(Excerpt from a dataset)
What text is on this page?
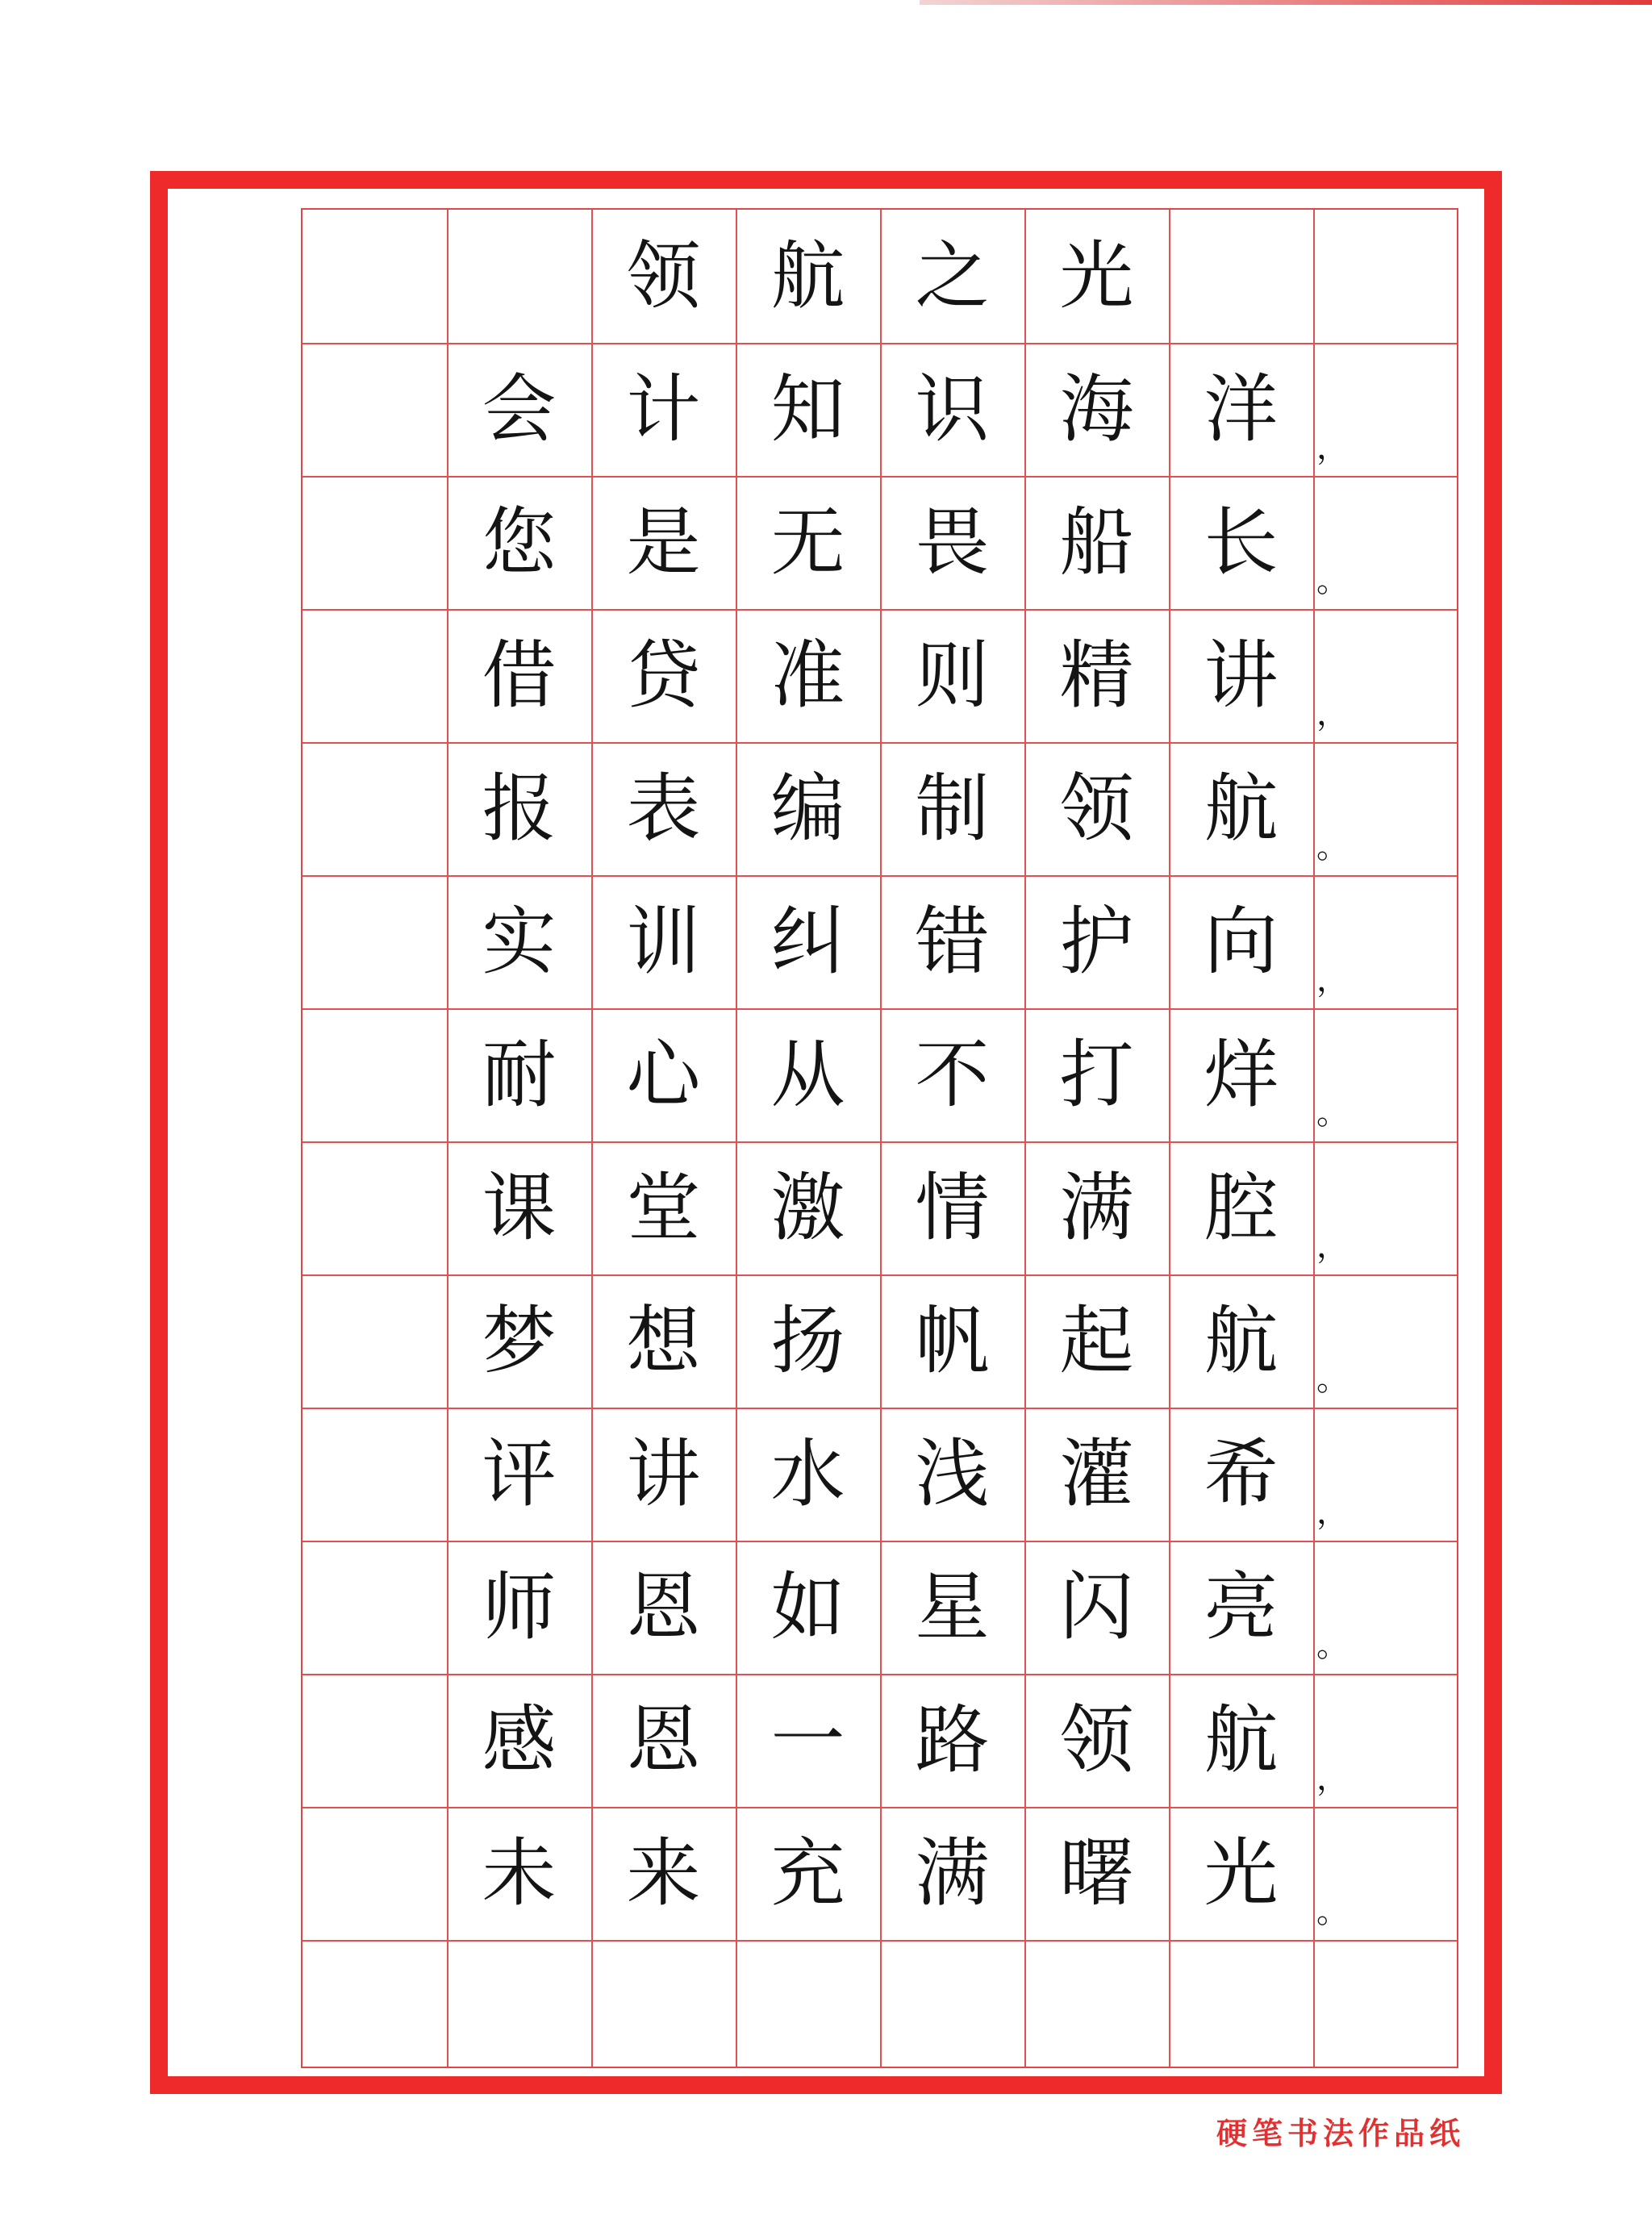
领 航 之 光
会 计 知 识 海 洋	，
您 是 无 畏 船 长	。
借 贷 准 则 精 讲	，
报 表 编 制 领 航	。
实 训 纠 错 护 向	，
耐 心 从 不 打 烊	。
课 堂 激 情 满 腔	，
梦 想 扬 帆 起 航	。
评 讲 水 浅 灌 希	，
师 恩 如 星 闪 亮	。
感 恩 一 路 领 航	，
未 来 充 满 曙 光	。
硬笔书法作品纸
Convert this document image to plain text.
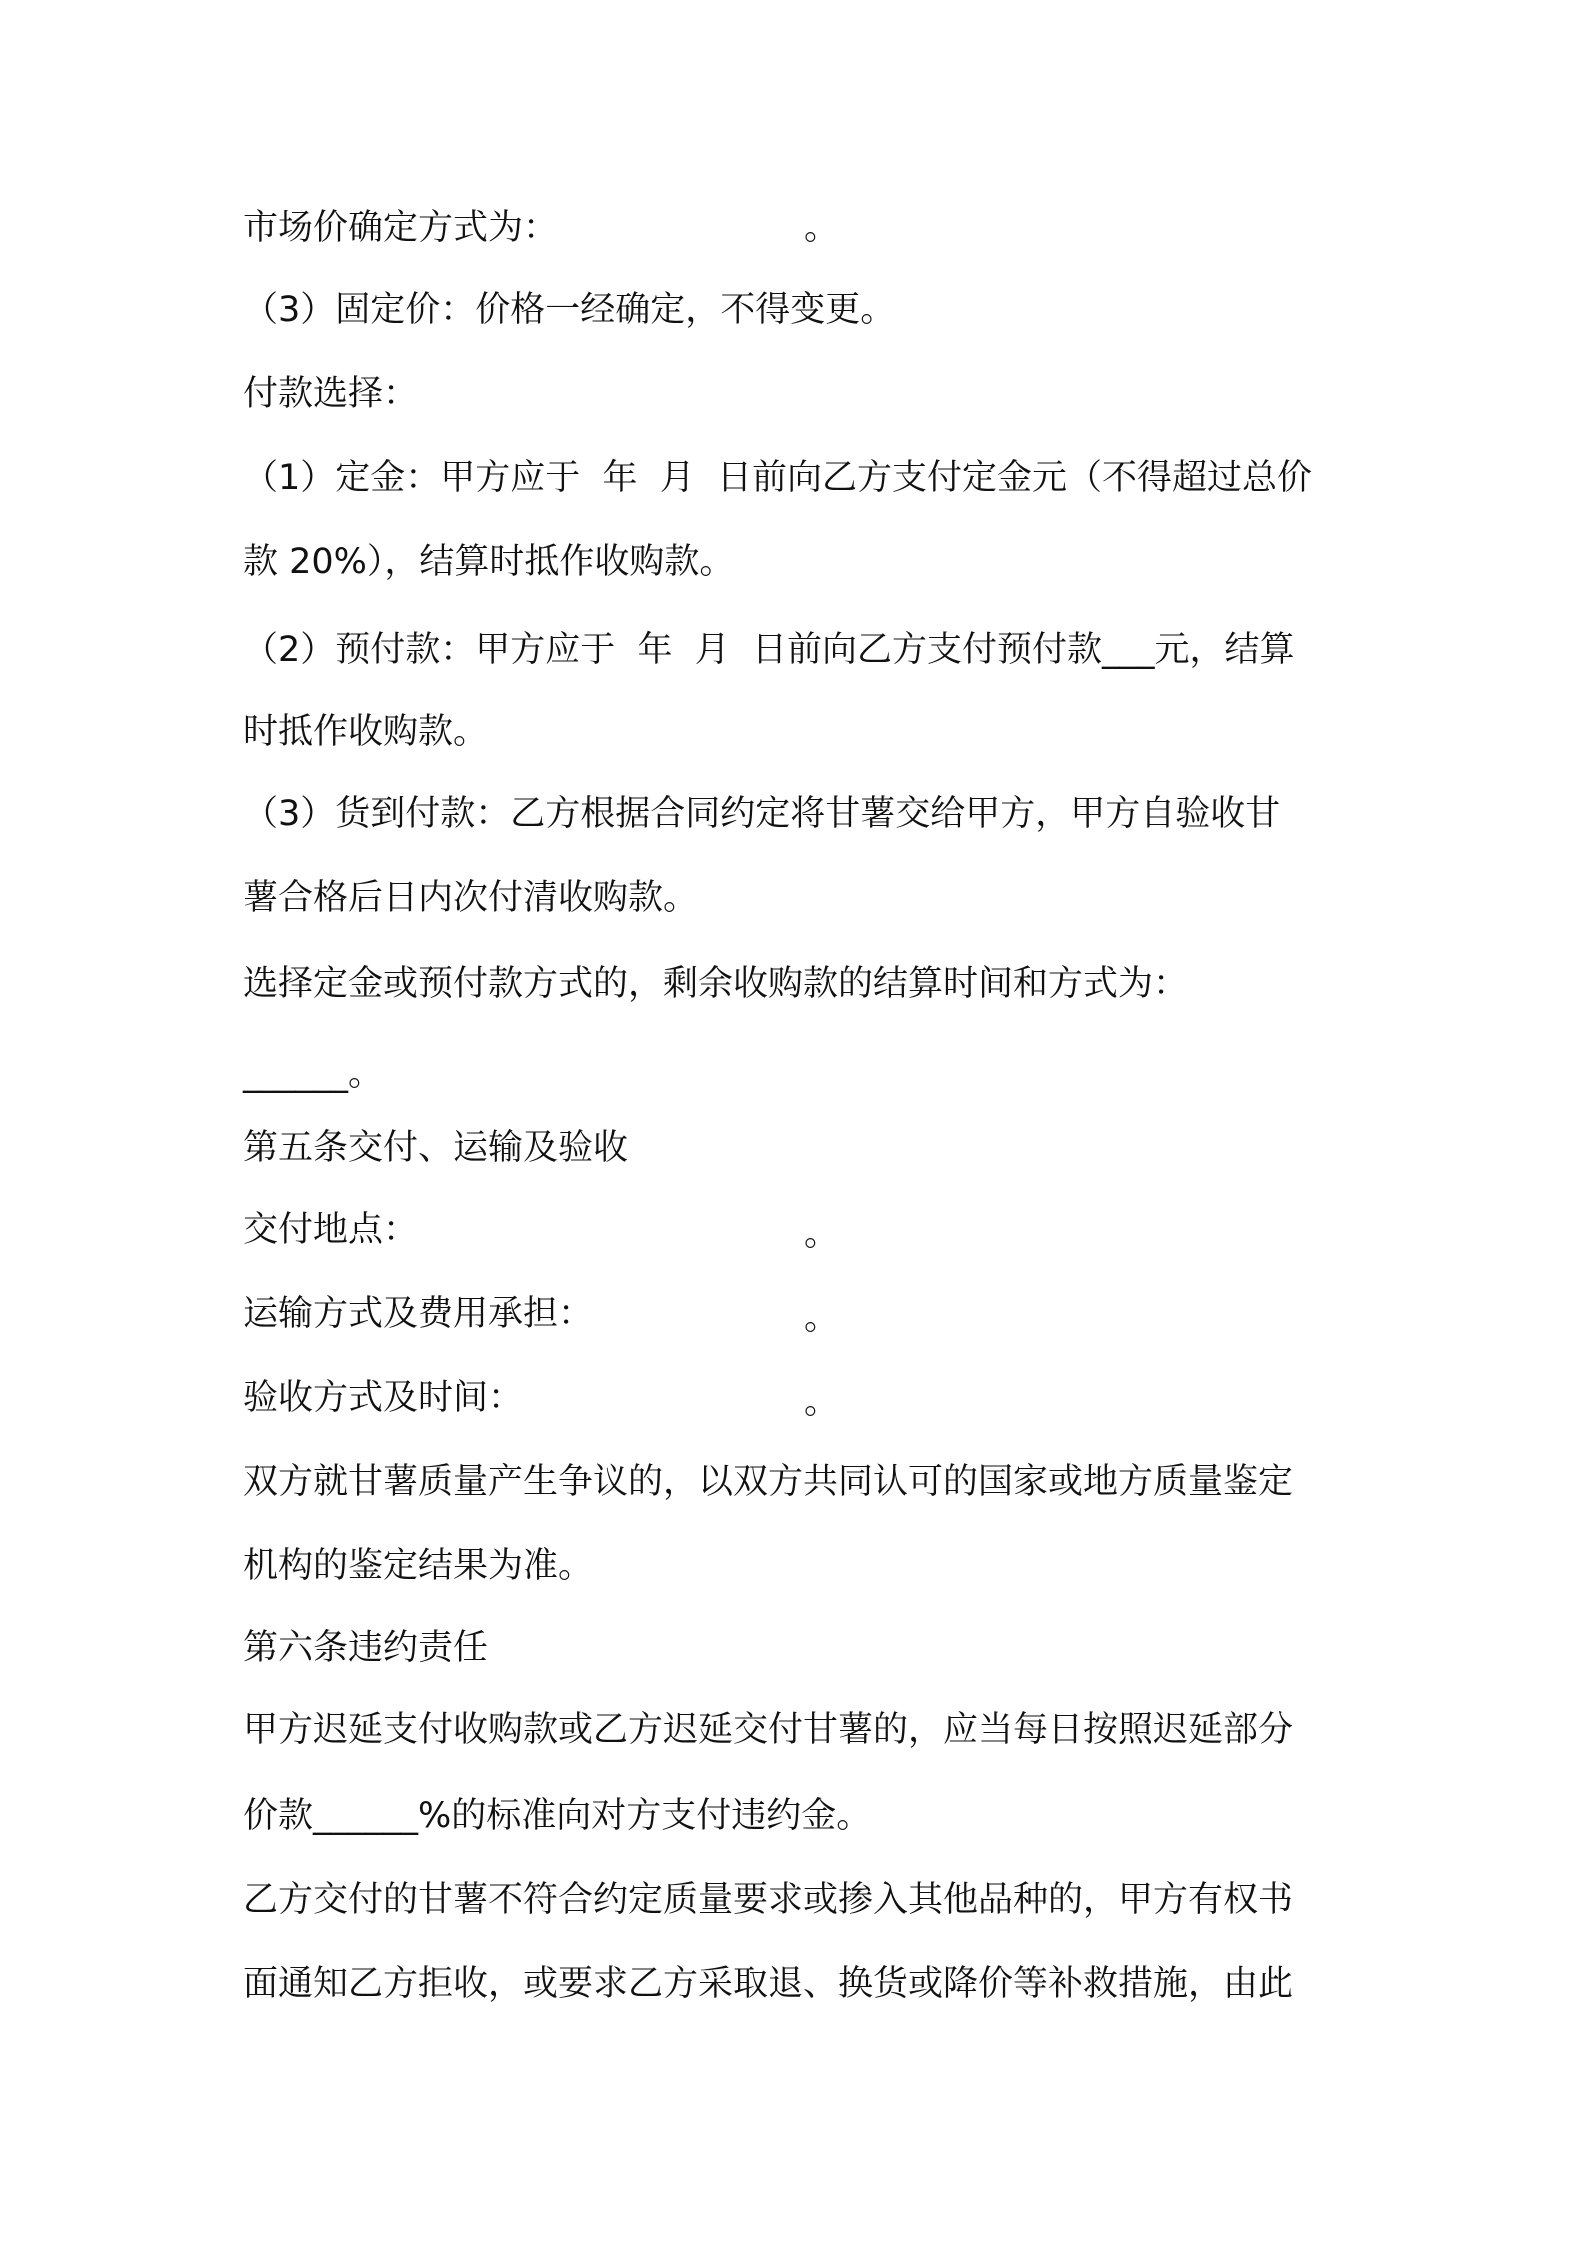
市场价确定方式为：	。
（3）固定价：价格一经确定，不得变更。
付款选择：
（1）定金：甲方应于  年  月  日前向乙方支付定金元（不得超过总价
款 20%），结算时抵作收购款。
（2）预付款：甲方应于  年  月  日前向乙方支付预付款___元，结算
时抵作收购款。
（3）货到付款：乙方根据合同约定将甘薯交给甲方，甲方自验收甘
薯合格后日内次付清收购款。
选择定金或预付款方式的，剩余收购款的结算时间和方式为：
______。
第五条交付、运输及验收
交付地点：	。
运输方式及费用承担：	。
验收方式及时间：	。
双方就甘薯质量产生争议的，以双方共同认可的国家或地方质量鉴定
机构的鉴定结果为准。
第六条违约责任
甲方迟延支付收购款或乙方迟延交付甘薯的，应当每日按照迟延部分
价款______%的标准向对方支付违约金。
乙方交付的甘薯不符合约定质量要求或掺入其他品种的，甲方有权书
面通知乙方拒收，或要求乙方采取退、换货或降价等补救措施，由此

### THE REQUEST:
Work out how many lines of the listing above include the word "甲方应于". Report only the number.

### ANSWER TO THIS TASK:
2